### Objective
For the records that follow, return only the count of lines containing the string "feedback".
--
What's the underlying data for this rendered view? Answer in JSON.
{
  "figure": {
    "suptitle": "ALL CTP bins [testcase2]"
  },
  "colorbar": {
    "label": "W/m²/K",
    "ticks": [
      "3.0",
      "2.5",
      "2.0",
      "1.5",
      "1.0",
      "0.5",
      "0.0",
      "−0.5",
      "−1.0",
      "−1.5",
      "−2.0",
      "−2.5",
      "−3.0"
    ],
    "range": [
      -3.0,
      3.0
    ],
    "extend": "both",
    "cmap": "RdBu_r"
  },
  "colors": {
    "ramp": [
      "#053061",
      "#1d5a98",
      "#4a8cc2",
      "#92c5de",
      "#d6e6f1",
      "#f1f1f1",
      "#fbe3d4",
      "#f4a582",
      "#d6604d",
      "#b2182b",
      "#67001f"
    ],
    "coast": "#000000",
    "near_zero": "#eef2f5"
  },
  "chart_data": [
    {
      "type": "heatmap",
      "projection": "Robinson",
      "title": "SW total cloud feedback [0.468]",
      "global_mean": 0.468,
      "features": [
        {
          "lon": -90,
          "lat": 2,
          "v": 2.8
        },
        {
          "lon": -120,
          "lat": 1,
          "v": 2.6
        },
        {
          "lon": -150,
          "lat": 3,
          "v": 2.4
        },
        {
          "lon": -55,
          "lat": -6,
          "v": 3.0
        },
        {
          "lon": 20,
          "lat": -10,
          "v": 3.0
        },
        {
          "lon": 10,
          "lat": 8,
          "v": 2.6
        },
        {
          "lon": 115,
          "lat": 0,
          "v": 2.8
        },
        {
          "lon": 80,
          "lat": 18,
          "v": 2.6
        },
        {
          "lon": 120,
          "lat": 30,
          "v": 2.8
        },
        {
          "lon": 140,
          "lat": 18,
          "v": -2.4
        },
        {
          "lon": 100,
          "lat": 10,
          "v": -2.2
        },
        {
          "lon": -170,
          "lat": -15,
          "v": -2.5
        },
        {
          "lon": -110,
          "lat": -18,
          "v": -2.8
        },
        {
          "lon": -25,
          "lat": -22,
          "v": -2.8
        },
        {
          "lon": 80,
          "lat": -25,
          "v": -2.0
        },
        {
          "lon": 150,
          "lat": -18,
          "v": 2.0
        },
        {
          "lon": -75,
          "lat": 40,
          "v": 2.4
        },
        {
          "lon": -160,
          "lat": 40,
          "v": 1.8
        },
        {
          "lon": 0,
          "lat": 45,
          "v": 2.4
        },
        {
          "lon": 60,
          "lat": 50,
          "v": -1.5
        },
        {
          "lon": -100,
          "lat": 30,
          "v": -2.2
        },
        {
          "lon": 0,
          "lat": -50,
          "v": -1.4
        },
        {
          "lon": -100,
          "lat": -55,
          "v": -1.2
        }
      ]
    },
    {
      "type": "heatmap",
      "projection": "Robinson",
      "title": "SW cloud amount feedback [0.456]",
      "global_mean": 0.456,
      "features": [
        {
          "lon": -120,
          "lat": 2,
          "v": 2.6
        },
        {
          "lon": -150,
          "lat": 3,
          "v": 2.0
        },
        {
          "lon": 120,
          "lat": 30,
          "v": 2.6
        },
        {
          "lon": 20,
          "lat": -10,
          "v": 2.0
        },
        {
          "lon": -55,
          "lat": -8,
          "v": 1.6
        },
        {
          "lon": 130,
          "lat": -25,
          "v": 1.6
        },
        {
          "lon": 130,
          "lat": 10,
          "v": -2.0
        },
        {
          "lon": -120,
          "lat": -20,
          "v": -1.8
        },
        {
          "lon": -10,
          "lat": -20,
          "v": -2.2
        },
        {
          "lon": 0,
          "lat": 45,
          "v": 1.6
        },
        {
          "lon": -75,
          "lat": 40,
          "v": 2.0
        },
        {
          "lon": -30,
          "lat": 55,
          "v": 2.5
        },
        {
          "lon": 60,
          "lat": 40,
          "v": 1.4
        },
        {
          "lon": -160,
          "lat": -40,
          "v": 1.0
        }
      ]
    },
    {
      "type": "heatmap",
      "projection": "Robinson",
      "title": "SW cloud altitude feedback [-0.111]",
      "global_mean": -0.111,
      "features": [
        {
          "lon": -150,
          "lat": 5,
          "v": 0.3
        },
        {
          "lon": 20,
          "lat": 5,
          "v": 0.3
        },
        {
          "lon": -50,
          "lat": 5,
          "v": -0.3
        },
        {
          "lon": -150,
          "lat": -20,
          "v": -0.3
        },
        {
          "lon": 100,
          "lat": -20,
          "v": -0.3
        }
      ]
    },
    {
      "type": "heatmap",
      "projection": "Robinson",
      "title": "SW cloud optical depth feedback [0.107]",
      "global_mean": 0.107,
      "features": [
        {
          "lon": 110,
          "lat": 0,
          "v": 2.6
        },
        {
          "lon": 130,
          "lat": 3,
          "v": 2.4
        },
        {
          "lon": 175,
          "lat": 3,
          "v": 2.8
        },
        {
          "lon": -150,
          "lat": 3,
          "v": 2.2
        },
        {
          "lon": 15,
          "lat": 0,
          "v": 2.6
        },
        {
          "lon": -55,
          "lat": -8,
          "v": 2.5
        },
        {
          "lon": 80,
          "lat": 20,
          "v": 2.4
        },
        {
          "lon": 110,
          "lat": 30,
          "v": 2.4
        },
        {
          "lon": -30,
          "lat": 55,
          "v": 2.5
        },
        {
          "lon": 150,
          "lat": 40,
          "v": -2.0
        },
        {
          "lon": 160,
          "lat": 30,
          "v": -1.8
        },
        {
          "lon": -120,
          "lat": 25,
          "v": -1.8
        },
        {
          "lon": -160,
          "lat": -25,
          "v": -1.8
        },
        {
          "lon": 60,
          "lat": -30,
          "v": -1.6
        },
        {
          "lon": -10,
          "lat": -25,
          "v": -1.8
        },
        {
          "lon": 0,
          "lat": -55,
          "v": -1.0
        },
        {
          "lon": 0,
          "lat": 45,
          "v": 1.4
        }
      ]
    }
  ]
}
--
### Solution to this exercise
4